Data excerpts
^^^^
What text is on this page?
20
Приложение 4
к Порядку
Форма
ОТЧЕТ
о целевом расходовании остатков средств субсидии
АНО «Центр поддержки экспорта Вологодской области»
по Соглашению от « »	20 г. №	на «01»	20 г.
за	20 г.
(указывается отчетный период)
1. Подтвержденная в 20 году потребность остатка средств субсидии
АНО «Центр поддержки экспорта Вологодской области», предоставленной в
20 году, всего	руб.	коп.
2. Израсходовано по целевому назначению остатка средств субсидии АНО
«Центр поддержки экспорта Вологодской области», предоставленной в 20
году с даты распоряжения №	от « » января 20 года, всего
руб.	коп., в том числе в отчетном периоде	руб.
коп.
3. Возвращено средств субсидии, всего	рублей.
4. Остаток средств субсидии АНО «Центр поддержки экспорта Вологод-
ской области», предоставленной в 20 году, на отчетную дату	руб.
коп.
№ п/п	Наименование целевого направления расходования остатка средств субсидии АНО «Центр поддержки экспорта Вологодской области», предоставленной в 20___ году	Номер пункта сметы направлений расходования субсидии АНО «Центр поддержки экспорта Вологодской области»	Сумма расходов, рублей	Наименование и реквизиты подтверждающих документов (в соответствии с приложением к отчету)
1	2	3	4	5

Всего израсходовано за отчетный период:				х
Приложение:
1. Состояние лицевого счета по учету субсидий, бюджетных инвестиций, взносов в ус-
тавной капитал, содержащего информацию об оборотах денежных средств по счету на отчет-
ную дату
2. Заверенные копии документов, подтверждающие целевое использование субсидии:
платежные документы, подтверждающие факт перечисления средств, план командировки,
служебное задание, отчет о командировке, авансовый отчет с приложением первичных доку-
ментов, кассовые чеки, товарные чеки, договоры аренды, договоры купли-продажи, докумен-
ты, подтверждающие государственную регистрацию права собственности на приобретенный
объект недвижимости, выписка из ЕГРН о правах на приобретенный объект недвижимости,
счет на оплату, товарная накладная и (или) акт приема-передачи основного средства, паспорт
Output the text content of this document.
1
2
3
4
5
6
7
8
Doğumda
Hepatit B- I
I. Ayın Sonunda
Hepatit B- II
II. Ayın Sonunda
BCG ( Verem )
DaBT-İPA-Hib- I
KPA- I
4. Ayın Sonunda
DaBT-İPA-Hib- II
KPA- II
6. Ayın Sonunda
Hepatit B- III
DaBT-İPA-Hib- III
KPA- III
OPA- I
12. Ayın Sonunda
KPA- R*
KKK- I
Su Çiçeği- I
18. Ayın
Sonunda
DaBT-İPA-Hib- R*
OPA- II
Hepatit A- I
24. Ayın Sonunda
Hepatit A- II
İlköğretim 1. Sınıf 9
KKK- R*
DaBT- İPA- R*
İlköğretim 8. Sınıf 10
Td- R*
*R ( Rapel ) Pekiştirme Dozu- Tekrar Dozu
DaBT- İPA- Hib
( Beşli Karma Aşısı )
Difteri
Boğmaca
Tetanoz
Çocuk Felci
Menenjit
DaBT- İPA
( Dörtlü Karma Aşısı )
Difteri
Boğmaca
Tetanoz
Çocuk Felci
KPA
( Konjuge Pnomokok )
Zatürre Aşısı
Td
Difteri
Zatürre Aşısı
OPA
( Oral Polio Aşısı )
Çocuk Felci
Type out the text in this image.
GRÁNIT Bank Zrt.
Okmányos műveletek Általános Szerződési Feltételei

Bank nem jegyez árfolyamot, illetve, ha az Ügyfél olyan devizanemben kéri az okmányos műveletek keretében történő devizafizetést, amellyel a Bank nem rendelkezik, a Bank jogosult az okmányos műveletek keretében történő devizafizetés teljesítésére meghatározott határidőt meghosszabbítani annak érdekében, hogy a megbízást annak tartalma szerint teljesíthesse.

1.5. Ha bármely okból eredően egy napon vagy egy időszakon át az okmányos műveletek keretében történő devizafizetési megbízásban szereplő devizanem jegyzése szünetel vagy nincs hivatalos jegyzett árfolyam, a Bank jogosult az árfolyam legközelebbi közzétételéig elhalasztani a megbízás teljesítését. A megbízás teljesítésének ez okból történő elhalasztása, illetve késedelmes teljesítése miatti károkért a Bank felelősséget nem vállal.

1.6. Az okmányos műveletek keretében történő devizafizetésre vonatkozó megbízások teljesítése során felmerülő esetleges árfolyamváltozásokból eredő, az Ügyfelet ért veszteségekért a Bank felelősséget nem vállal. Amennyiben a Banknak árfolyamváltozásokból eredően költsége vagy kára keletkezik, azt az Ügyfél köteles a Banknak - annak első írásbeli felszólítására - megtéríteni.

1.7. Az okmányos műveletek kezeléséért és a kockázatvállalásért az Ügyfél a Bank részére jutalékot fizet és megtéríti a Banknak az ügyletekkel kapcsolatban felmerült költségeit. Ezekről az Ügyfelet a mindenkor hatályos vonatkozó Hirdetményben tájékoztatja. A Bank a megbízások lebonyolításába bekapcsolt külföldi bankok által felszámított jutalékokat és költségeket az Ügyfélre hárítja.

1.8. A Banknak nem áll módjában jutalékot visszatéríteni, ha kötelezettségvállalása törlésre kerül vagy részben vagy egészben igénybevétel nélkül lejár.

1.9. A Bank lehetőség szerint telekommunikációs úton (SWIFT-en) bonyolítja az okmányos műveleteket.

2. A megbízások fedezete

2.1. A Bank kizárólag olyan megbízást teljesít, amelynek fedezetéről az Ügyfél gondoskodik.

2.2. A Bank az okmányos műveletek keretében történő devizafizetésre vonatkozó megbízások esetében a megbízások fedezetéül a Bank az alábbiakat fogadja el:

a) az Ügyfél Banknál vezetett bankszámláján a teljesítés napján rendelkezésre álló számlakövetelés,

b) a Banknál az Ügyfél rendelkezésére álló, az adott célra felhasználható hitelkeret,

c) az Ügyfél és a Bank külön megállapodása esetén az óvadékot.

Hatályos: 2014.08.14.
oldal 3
^^^^
* _Brief_: Extract all lines that hold the word "illetve".

* _In response_:
Bank nem jegyez árfolyamot, illetve, ha az Ügyfél olyan devizanemben kéri az okmányos műveletek keretében történő devizafizetést, amellyel a Bank nem rendelkezik, a Bank jogosult az okmányos műveletek keretében történő devizafizetés teljesítésére meghatározott határidőt meghosszabbítani annak érdekében, hogy a megbízást annak tartalma szerint teljesíthesse.
1.5. Ha bármely okból eredően egy napon vagy egy időszakon át az okmányos műveletek keretében történő devizafizetési megbízásban szereplő devizanem jegyzése szünetel vagy nincs hivatalos jegyzett árfolyam, a Bank jogosult az árfolyam legközelebbi közzétételéig elhalasztani a megbízás teljesítését. A megbízás teljesítésének ez okból történő elhalasztása, illetve késedelmes teljesítése miatti károkért a Bank felelősséget nem vállal.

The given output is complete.